-- start of RECORDED INFORMATION --

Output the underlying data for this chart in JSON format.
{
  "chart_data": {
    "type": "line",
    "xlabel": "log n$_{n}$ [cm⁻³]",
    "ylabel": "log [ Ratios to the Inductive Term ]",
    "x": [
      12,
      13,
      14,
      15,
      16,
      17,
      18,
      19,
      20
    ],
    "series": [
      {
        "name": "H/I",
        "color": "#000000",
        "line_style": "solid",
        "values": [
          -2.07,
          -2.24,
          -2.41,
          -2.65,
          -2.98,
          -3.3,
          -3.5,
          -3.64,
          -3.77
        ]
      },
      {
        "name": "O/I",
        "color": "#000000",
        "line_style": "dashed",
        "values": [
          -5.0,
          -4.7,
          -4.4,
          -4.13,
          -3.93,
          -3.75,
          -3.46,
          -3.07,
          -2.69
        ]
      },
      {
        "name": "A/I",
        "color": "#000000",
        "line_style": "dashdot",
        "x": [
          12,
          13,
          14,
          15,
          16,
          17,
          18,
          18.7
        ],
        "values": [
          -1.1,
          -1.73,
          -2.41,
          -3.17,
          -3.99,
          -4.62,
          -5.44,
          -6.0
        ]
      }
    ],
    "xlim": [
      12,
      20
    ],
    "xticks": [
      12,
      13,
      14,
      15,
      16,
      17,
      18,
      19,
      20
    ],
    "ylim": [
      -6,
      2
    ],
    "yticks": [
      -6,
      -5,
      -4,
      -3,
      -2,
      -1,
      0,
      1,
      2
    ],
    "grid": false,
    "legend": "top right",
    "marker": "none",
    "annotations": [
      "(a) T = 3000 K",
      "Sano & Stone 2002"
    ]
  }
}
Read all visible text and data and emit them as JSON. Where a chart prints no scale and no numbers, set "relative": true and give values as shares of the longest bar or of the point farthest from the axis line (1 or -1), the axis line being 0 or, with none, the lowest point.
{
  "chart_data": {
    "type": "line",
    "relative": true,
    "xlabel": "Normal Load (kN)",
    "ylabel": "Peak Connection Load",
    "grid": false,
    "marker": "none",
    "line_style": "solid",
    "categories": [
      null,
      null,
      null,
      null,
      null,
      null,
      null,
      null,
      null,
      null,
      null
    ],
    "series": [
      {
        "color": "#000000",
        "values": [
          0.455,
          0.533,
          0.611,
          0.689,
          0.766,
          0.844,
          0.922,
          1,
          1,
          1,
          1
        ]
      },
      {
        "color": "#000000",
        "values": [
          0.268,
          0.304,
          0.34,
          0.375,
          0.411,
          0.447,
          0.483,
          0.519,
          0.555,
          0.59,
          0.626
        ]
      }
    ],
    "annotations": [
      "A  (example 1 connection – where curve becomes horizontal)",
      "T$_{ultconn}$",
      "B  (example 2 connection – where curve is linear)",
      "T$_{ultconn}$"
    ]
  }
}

-- end of RECORDED INFORMATION --

__THE TASK__: Extract the full listing above without alteration.

__TASK OUTPUT__:
Output the underlying data for this chart in JSON format.
{
  "chart_data": {
    "type": "line",
    "xlabel": "log n$_{n}$ [cm⁻³]",
    "ylabel": "log [ Ratios to the Inductive Term ]",
    "x": [
      12,
      13,
      14,
      15,
      16,
      17,
      18,
      19,
      20
    ],
    "series": [
      {
        "name": "H/I",
        "color": "#000000",
        "line_style": "solid",
        "values": [
          -2.07,
          -2.24,
          -2.41,
          -2.65,
          -2.98,
          -3.3,
          -3.5,
          -3.64,
          -3.77
        ]
      },
      {
        "name": "O/I",
        "color": "#000000",
        "line_style": "dashed",
        "values": [
          -5.0,
          -4.7,
          -4.4,
          -4.13,
          -3.93,
          -3.75,
          -3.46,
          -3.07,
          -2.69
        ]
      },
      {
        "name": "A/I",
        "color": "#000000",
        "line_style": "dashdot",
        "x": [
          12,
          13,
          14,
          15,
          16,
          17,
          18,
          18.7
        ],
        "values": [
          -1.1,
          -1.73,
          -2.41,
          -3.17,
          -3.99,
          -4.62,
          -5.44,
          -6.0
        ]
      }
    ],
    "xlim": [
      12,
      20
    ],
    "xticks": [
      12,
      13,
      14,
      15,
      16,
      17,
      18,
      19,
      20
    ],
    "ylim": [
      -6,
      2
    ],
    "yticks": [
      -6,
      -5,
      -4,
      -3,
      -2,
      -1,
      0,
      1,
      2
    ],
    "grid": false,
    "legend": "top right",
    "marker": "none",
    "annotations": [
      "(a) T = 3000 K",
      "Sano & Stone 2002"
    ]
  }
}
Read all visible text and data and emit them as JSON. Where a chart prints no scale and no numbers, set "relative": true and give values as shares of the longest bar or of the point farthest from the axis line (1 or -1), the axis line being 0 or, with none, the lowest point.
{
  "chart_data": {
    "type": "line",
    "relative": true,
    "xlabel": "Normal Load (kN)",
    "ylabel": "Peak Connection Load",
    "grid": false,
    "marker": "none",
    "line_style": "solid",
    "categories": [
      null,
      null,
      null,
      null,
      null,
      null,
      null,
      null,
      null,
      null,
      null
    ],
    "series": [
      {
        "color": "#000000",
        "values": [
          0.455,
          0.533,
          0.611,
          0.689,
          0.766,
          0.844,
          0.922,
          1,
          1,
          1,
          1
        ]
      },
      {
        "color": "#000000",
        "values": [
          0.268,
          0.304,
          0.34,
          0.375,
          0.411,
          0.447,
          0.483,
          0.519,
          0.555,
          0.59,
          0.626
        ]
      }
    ],
    "annotations": [
      "A  (example 1 connection – where curve becomes horizontal)",
      "T$_{ultconn}$",
      "B  (example 2 connection – where curve is linear)",
      "T$_{ultconn}$"
    ]
  }
}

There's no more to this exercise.